Some records
■ ■ ■ ■ ■

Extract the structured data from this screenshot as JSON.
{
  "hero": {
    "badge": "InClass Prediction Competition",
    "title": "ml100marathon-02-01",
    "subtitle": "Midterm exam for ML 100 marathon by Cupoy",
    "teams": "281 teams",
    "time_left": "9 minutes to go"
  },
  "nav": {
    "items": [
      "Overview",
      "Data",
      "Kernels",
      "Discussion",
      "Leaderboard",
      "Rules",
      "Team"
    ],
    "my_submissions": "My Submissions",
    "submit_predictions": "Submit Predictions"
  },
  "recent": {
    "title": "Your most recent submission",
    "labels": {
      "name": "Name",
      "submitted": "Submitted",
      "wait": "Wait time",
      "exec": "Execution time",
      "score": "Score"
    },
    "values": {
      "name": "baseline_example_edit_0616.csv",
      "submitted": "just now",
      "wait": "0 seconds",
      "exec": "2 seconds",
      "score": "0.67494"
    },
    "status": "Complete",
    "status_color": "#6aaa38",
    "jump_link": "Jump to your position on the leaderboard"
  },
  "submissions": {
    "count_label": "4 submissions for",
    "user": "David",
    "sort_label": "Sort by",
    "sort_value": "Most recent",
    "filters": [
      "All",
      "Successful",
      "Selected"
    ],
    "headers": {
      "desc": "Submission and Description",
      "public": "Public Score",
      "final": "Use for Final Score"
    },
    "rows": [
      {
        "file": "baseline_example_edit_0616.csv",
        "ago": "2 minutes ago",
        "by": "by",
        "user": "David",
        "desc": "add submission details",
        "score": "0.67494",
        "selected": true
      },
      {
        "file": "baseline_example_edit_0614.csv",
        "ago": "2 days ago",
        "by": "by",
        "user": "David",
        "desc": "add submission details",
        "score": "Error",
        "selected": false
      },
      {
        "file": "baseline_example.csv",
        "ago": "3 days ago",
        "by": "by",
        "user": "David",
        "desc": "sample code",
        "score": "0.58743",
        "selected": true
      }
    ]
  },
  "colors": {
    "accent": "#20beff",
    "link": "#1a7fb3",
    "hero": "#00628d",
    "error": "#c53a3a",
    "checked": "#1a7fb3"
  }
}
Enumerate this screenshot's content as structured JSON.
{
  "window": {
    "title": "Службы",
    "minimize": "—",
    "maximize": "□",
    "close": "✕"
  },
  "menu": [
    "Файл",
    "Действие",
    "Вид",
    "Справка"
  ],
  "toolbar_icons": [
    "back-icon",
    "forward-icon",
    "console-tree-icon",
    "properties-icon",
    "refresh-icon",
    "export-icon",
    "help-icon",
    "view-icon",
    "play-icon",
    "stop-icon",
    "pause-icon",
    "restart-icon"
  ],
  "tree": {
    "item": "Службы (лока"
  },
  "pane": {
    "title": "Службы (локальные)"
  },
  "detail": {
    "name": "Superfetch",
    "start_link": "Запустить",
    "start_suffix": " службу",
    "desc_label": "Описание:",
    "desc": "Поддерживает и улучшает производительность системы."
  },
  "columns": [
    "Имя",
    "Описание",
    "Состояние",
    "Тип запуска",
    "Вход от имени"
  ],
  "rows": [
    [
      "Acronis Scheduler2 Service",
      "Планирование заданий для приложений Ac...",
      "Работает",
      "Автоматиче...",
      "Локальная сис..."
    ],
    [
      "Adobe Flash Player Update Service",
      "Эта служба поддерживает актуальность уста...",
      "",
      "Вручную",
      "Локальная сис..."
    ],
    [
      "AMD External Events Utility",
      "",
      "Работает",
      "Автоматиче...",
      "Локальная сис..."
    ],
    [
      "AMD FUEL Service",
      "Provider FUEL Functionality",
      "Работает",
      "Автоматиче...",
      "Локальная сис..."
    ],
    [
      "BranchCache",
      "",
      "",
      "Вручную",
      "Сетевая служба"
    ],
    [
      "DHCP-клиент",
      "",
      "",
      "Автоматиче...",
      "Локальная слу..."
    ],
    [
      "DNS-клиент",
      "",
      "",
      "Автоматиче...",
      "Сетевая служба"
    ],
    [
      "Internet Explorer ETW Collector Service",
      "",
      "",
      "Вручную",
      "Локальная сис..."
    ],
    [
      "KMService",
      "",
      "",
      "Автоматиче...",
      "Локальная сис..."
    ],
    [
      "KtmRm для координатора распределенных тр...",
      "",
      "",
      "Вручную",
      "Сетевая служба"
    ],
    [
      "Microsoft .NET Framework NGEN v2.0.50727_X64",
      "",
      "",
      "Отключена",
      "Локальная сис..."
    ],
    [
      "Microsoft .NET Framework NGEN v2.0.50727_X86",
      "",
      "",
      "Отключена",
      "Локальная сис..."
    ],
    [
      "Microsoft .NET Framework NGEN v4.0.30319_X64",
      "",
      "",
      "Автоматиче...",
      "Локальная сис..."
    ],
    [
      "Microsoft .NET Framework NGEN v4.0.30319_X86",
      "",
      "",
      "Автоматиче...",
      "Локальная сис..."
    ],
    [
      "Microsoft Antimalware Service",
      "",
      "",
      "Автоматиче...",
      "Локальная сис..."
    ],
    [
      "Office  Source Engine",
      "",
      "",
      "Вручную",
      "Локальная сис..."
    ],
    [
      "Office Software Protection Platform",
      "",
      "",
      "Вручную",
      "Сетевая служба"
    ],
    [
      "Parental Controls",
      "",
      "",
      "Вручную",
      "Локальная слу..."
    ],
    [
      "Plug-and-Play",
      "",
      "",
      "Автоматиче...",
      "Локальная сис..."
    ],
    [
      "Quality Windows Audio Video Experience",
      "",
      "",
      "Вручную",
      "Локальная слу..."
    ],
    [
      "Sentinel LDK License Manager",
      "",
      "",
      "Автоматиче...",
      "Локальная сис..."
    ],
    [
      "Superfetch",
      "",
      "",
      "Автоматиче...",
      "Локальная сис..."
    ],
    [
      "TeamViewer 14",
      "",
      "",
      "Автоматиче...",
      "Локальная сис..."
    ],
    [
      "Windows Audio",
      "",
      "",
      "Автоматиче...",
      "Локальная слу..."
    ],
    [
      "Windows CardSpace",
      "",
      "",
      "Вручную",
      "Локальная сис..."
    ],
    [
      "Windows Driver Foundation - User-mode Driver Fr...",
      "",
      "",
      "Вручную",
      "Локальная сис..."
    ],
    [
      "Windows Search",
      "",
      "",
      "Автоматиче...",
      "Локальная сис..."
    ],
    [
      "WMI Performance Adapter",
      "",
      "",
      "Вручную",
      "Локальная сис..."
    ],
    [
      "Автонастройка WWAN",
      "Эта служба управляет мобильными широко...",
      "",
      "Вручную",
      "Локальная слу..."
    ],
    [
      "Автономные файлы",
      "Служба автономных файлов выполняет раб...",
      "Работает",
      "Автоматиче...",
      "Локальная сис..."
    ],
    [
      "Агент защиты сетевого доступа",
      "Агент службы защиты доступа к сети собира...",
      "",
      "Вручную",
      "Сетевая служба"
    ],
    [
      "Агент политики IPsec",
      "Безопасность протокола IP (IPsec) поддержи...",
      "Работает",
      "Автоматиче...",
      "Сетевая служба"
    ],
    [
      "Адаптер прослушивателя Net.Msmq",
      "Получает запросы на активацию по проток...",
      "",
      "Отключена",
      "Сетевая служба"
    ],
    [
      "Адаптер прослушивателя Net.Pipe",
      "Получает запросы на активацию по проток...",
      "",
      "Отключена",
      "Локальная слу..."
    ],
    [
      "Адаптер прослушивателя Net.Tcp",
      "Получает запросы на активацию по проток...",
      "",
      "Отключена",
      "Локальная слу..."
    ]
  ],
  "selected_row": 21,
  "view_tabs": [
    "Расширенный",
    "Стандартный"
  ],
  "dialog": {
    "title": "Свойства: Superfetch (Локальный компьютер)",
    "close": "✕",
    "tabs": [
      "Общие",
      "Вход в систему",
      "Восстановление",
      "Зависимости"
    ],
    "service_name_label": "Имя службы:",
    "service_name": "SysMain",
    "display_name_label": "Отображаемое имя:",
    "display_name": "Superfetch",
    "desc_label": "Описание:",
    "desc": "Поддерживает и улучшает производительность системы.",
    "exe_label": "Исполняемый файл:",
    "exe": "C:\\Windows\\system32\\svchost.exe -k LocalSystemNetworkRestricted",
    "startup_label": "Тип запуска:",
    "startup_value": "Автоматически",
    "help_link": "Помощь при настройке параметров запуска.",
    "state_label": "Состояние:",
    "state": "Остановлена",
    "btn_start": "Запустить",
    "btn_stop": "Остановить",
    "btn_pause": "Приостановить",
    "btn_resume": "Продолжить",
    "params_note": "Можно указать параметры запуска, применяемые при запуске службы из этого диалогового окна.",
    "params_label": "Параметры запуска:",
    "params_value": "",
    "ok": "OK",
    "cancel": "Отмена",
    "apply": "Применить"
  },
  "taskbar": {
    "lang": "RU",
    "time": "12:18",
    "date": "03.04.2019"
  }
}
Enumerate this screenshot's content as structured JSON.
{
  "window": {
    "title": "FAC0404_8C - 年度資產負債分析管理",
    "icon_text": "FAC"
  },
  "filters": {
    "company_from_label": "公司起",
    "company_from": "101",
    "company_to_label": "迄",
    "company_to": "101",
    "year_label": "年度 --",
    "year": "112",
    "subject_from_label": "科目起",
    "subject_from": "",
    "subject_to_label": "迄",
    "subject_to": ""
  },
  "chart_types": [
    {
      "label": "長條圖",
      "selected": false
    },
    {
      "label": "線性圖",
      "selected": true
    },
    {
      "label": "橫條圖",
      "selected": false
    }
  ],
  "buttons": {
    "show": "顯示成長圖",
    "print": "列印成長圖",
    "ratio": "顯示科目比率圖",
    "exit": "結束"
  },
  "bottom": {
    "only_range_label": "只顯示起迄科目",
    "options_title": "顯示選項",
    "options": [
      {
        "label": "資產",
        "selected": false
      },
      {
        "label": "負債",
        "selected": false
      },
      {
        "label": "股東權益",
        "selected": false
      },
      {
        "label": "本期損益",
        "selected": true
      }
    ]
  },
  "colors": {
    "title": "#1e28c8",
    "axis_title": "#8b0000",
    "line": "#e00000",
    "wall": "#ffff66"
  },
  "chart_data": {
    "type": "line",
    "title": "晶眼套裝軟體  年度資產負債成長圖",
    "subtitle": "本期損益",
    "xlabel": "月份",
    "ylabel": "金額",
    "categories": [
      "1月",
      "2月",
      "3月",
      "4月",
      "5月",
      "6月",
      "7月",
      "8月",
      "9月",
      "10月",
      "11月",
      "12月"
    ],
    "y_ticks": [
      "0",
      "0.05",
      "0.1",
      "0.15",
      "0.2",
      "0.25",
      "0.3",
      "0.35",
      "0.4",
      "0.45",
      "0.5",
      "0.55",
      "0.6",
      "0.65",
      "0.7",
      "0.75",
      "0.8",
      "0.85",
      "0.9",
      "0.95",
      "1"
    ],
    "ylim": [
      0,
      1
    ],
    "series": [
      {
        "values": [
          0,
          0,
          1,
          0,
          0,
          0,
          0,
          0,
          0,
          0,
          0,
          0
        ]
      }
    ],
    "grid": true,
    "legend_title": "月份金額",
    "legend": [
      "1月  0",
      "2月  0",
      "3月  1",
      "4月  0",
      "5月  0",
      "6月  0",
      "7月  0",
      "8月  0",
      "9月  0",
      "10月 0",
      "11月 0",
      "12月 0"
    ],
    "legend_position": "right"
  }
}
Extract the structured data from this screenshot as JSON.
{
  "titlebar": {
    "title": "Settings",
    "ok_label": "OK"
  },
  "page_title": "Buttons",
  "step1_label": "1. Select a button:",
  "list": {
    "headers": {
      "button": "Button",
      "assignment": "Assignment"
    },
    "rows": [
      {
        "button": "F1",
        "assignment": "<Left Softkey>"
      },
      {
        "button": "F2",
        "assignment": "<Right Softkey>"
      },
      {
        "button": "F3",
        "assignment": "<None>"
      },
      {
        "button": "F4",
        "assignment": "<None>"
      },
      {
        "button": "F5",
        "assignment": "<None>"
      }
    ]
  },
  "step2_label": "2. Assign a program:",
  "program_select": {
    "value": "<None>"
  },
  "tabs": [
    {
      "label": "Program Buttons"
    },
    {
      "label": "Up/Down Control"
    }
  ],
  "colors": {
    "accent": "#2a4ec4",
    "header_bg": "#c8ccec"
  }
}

■ ■ ■ ■ ■

### Exercise instructions
In the entries above, find each line with the word "submitted" and copy it.

### Result of this task
      "submitted": "Submitted",
      "submitted": "just now",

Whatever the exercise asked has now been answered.